TO DO
Repeat all of the material below exactly as written, images excluded.

(Collected data entries)
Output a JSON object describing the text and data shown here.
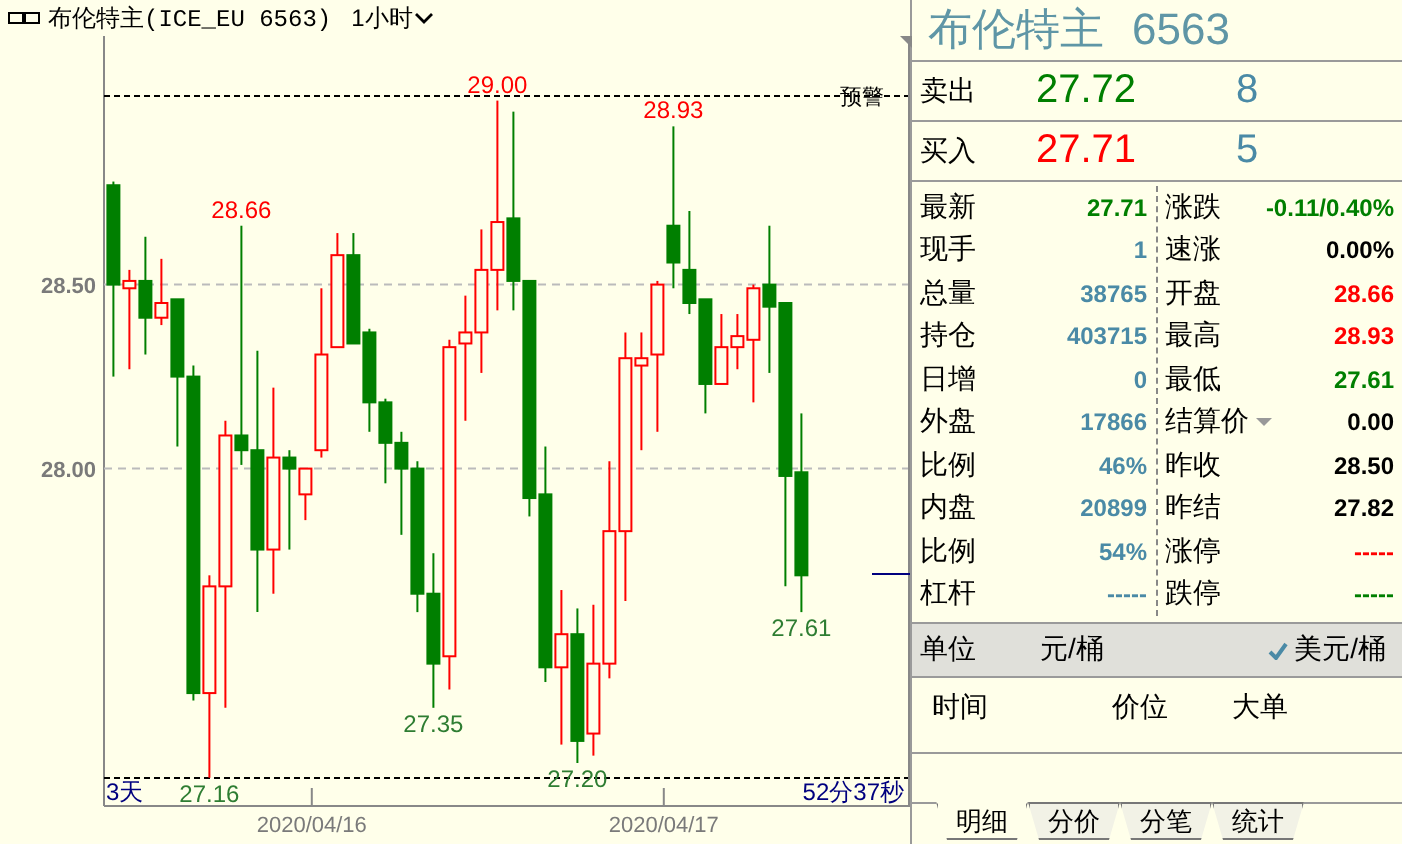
{
  "header": {
    "title": "布伦特主(ICE_EU 6563)",
    "period": "1小时"
  },
  "chart": {
    "alert_label": "预警",
    "timer_left": "3天",
    "timer_right": "52分37秒",
    "y_axis_labels": [
      "28.50",
      "28.00"
    ],
    "x_axis_labels": [
      "2020/04/16",
      "2020/04/17"
    ],
    "price_labels": [
      {
        "text": "28.66",
        "kind": "high"
      },
      {
        "text": "29.00",
        "kind": "high"
      },
      {
        "text": "28.93",
        "kind": "high"
      },
      {
        "text": "27.16",
        "kind": "low"
      },
      {
        "text": "27.35",
        "kind": "low"
      },
      {
        "text": "27.20",
        "kind": "low"
      },
      {
        "text": "27.61",
        "kind": "low"
      }
    ]
  },
  "quote": {
    "title": "布伦特主",
    "code": "6563",
    "book": [
      {
        "label": "卖出",
        "price": "27.72",
        "size": "8",
        "color": "#007f00"
      },
      {
        "label": "买入",
        "price": "27.71",
        "size": "5",
        "color": "#ff0000"
      }
    ],
    "left": [
      {
        "label": "最新",
        "value": "27.71",
        "color": "#007f00"
      },
      {
        "label": "现手",
        "value": "1",
        "color": "#4a8aa6"
      },
      {
        "label": "总量",
        "value": "38765",
        "color": "#4a8aa6"
      },
      {
        "label": "持仓",
        "value": "403715",
        "color": "#4a8aa6"
      },
      {
        "label": "日增",
        "value": "0",
        "color": "#4a8aa6"
      },
      {
        "label": "外盘",
        "value": "17866",
        "color": "#4a8aa6"
      },
      {
        "label": "比例",
        "value": "46%",
        "color": "#4a8aa6"
      },
      {
        "label": "内盘",
        "value": "20899",
        "color": "#4a8aa6"
      },
      {
        "label": "比例",
        "value": "54%",
        "color": "#4a8aa6"
      },
      {
        "label": "杠杆",
        "value": "-----",
        "color": "#4a8aa6"
      }
    ],
    "right": [
      {
        "label": "涨跌",
        "value": "-0.11/0.40%",
        "color": "#007f00",
        "kind": "plain"
      },
      {
        "label": "速涨",
        "value": "0.00%",
        "color": "#000000",
        "kind": "plain"
      },
      {
        "label": "开盘",
        "value": "28.66",
        "color": "#ff0000",
        "kind": "plain"
      },
      {
        "label": "最高",
        "value": "28.93",
        "color": "#ff0000",
        "kind": "plain"
      },
      {
        "label": "最低",
        "value": "27.61",
        "color": "#007f00",
        "kind": "plain"
      },
      {
        "label": "结算价",
        "value": "0.00",
        "color": "#000000",
        "kind": "dropdown"
      },
      {
        "label": "昨收",
        "value": "28.50",
        "color": "#000000",
        "kind": "plain"
      },
      {
        "label": "昨结",
        "value": "27.82",
        "color": "#000000",
        "kind": "plain"
      },
      {
        "label": "涨停",
        "value": "-----",
        "color": "#ff0000",
        "kind": "plain"
      },
      {
        "label": "跌停",
        "value": "-----",
        "color": "#007f00",
        "kind": "plain"
      }
    ],
    "units": {
      "label": "单位",
      "options": [
        {
          "label": "元/桶",
          "selected": false
        },
        {
          "label": "美元/桶",
          "selected": true
        }
      ]
    },
    "trades": {
      "columns": [
        "时间",
        "价位",
        "大单"
      ]
    }
  },
  "tabs": [
    {
      "label": "明细",
      "selected": true
    },
    {
      "label": "分价",
      "selected": false
    },
    {
      "label": "分笔",
      "selected": false
    },
    {
      "label": "统计",
      "selected": false
    }
  ]
}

ANSWER FOR THE TASK
Output a JSON object describing the text and data shown here.
{
  "header": {
    "title": "布伦特主(ICE_EU 6563)",
    "period": "1小时"
  },
  "chart": {
    "alert_label": "预警",
    "timer_left": "3天",
    "timer_right": "52分37秒",
    "y_axis_labels": [
      "28.50",
      "28.00"
    ],
    "x_axis_labels": [
      "2020/04/16",
      "2020/04/17"
    ],
    "price_labels": [
      {
        "text": "28.66",
        "kind": "high"
      },
      {
        "text": "29.00",
        "kind": "high"
      },
      {
        "text": "28.93",
        "kind": "high"
      },
      {
        "text": "27.16",
        "kind": "low"
      },
      {
        "text": "27.35",
        "kind": "low"
      },
      {
        "text": "27.20",
        "kind": "low"
      },
      {
        "text": "27.61",
        "kind": "low"
      }
    ]
  },
  "quote": {
    "title": "布伦特主",
    "code": "6563",
    "book": [
      {
        "label": "卖出",
        "price": "27.72",
        "size": "8",
        "color": "#007f00"
      },
      {
        "label": "买入",
        "price": "27.71",
        "size": "5",
        "color": "#ff0000"
      }
    ],
    "left": [
      {
        "label": "最新",
        "value": "27.71",
        "color": "#007f00"
      },
      {
        "label": "现手",
        "value": "1",
        "color": "#4a8aa6"
      },
      {
        "label": "总量",
        "value": "38765",
        "color": "#4a8aa6"
      },
      {
        "label": "持仓",
        "value": "403715",
        "color": "#4a8aa6"
      },
      {
        "label": "日增",
        "value": "0",
        "color": "#4a8aa6"
      },
      {
        "label": "外盘",
        "value": "17866",
        "color": "#4a8aa6"
      },
      {
        "label": "比例",
        "value": "46%",
        "color": "#4a8aa6"
      },
      {
        "label": "内盘",
        "value": "20899",
        "color": "#4a8aa6"
      },
      {
        "label": "比例",
        "value": "54%",
        "color": "#4a8aa6"
      },
      {
        "label": "杠杆",
        "value": "-----",
        "color": "#4a8aa6"
      }
    ],
    "right": [
      {
        "label": "涨跌",
        "value": "-0.11/0.40%",
        "color": "#007f00",
        "kind": "plain"
      },
      {
        "label": "速涨",
        "value": "0.00%",
        "color": "#000000",
        "kind": "plain"
      },
      {
        "label": "开盘",
        "value": "28.66",
        "color": "#ff0000",
        "kind": "plain"
      },
      {
        "label": "最高",
        "value": "28.93",
        "color": "#ff0000",
        "kind": "plain"
      },
      {
        "label": "最低",
        "value": "27.61",
        "color": "#007f00",
        "kind": "plain"
      },
      {
        "label": "结算价",
        "value": "0.00",
        "color": "#000000",
        "kind": "dropdown"
      },
      {
        "label": "昨收",
        "value": "28.50",
        "color": "#000000",
        "kind": "plain"
      },
      {
        "label": "昨结",
        "value": "27.82",
        "color": "#000000",
        "kind": "plain"
      },
      {
        "label": "涨停",
        "value": "-----",
        "color": "#ff0000",
        "kind": "plain"
      },
      {
        "label": "跌停",
        "value": "-----",
        "color": "#007f00",
        "kind": "plain"
      }
    ],
    "units": {
      "label": "单位",
      "options": [
        {
          "label": "元/桶",
          "selected": false
        },
        {
          "label": "美元/桶",
          "selected": true
        }
      ]
    },
    "trades": {
      "columns": [
        "时间",
        "价位",
        "大单"
      ]
    }
  },
  "tabs": [
    {
      "label": "明细",
      "selected": true
    },
    {
      "label": "分价",
      "selected": false
    },
    {
      "label": "分笔",
      "selected": false
    },
    {
      "label": "统计",
      "selected": false
    }
  ]
}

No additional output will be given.